◆ TASK DETAILS:
Of all the lines in the material below, how many include the string "cavité"? Give the number only.

== TASK MATERIAL ==

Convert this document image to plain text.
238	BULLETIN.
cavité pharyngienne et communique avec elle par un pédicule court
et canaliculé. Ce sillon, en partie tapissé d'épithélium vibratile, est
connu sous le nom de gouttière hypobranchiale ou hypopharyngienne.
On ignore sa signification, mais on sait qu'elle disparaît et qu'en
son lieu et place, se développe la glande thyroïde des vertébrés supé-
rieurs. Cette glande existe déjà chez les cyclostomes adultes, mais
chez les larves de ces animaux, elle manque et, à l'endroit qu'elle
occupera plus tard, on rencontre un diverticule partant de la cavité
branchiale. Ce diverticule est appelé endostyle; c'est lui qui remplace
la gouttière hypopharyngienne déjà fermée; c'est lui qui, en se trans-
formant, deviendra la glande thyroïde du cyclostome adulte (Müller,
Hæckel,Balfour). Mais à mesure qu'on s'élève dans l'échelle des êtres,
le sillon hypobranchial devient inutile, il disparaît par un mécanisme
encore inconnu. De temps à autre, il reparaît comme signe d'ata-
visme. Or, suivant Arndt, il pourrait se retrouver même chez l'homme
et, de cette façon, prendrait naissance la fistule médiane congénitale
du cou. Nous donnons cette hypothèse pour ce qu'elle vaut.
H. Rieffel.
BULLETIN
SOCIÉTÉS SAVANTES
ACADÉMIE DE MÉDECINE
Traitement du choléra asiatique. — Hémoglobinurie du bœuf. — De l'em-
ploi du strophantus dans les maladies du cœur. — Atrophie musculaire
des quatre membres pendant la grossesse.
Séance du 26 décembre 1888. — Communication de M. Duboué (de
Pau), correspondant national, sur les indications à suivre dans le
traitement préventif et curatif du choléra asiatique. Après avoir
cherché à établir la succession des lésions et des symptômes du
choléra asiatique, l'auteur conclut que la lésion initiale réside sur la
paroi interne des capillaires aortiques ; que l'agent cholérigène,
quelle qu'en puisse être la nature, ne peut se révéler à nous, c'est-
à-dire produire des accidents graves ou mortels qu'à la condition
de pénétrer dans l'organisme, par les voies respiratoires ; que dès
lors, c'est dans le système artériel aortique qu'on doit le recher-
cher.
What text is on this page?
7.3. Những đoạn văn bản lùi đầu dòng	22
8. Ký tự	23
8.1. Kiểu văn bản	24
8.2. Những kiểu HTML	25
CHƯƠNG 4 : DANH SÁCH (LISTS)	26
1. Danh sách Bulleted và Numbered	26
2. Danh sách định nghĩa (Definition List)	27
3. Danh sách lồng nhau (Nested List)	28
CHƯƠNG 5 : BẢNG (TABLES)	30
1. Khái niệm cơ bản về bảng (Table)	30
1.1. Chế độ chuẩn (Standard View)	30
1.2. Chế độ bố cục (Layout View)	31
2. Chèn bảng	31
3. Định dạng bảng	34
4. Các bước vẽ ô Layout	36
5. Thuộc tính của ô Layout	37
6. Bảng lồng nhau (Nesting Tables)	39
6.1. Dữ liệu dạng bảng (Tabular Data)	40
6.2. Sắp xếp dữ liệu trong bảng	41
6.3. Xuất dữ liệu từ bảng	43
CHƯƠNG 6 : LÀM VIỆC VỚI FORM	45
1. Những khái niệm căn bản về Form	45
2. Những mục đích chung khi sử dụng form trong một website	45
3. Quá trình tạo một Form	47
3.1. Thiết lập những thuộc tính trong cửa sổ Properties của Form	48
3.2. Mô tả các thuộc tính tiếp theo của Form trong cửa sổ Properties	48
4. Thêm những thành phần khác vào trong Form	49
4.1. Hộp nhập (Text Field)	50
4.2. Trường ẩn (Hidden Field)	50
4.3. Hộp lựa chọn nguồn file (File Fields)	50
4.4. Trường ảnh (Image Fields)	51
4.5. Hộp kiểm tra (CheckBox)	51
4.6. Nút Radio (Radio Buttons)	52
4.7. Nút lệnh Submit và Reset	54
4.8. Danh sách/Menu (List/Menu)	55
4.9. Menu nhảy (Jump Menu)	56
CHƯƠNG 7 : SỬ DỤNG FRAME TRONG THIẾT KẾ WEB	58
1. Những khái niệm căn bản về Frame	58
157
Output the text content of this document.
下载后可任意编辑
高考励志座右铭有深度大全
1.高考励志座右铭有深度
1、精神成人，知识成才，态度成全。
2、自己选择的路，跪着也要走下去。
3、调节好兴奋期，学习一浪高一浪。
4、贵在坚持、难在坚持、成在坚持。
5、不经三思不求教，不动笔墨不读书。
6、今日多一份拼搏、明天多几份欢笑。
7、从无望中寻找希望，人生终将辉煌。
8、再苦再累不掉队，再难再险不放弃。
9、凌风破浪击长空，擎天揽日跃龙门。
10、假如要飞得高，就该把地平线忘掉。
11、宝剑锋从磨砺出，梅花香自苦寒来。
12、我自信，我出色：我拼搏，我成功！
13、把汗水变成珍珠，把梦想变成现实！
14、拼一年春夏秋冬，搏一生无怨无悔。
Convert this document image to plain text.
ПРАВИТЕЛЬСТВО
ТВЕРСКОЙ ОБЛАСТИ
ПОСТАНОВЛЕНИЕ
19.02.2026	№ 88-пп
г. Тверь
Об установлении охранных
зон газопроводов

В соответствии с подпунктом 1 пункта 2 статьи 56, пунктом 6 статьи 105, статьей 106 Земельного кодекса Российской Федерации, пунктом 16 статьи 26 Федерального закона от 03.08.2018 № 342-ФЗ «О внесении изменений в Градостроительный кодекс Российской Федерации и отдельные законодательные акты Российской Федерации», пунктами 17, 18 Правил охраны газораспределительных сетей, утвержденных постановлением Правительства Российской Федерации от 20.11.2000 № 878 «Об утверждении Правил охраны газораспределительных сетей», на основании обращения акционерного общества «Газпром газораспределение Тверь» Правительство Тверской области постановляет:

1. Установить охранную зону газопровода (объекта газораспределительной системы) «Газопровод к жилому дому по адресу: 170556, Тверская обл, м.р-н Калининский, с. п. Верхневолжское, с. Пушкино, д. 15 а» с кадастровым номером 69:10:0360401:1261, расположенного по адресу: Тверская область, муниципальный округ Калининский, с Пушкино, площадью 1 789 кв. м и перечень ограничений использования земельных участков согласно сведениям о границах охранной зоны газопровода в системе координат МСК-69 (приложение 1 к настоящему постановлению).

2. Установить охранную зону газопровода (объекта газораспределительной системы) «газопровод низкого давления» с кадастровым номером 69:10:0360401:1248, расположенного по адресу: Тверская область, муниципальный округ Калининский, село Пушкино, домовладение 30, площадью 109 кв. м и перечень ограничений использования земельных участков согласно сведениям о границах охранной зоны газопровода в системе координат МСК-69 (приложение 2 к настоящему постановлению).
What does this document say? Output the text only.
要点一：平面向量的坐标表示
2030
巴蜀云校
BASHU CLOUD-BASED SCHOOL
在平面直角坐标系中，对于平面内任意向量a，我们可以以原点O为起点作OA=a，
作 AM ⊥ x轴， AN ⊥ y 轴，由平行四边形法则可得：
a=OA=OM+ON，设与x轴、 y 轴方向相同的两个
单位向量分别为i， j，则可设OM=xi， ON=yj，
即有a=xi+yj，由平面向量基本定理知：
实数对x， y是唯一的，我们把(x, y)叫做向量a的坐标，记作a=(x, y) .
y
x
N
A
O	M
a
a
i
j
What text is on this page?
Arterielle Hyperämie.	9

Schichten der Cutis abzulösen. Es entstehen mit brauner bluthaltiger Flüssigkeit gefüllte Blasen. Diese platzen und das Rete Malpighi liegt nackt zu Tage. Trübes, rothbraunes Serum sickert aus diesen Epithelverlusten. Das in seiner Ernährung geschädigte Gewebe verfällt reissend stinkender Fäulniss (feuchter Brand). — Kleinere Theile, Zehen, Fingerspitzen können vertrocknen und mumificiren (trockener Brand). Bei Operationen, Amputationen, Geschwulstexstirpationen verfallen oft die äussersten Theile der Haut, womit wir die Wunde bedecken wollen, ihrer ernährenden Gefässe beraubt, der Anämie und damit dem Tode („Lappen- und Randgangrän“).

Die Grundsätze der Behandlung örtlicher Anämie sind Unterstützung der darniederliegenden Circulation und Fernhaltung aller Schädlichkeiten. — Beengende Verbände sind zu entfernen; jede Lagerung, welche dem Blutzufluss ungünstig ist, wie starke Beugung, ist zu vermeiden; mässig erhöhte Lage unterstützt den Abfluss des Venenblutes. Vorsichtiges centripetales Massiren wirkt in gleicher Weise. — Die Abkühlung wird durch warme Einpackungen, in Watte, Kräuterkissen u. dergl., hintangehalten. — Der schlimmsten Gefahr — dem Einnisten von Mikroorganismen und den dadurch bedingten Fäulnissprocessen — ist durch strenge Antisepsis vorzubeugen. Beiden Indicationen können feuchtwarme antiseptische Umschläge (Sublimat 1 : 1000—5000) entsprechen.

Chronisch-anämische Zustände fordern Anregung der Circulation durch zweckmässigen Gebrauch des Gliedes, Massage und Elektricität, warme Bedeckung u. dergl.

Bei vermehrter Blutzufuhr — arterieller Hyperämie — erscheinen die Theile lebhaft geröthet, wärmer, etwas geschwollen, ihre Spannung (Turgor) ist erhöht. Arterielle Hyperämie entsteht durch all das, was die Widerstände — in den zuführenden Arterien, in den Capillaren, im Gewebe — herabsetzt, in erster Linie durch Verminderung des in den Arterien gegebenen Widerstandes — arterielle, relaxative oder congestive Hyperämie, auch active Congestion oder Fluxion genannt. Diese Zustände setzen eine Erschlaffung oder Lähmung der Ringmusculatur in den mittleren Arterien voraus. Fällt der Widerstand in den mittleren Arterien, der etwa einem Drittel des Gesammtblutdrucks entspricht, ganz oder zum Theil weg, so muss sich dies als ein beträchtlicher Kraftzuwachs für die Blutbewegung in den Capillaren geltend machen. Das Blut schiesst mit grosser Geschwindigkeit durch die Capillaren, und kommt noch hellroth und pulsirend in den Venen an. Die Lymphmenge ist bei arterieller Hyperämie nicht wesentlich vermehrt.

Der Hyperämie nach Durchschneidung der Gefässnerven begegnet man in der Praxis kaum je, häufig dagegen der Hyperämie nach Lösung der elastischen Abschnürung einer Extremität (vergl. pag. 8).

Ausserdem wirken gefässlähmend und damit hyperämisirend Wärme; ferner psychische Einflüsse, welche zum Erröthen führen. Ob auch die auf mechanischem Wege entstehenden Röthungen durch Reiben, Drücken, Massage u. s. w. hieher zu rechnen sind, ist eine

===

◆ ANSWER:
2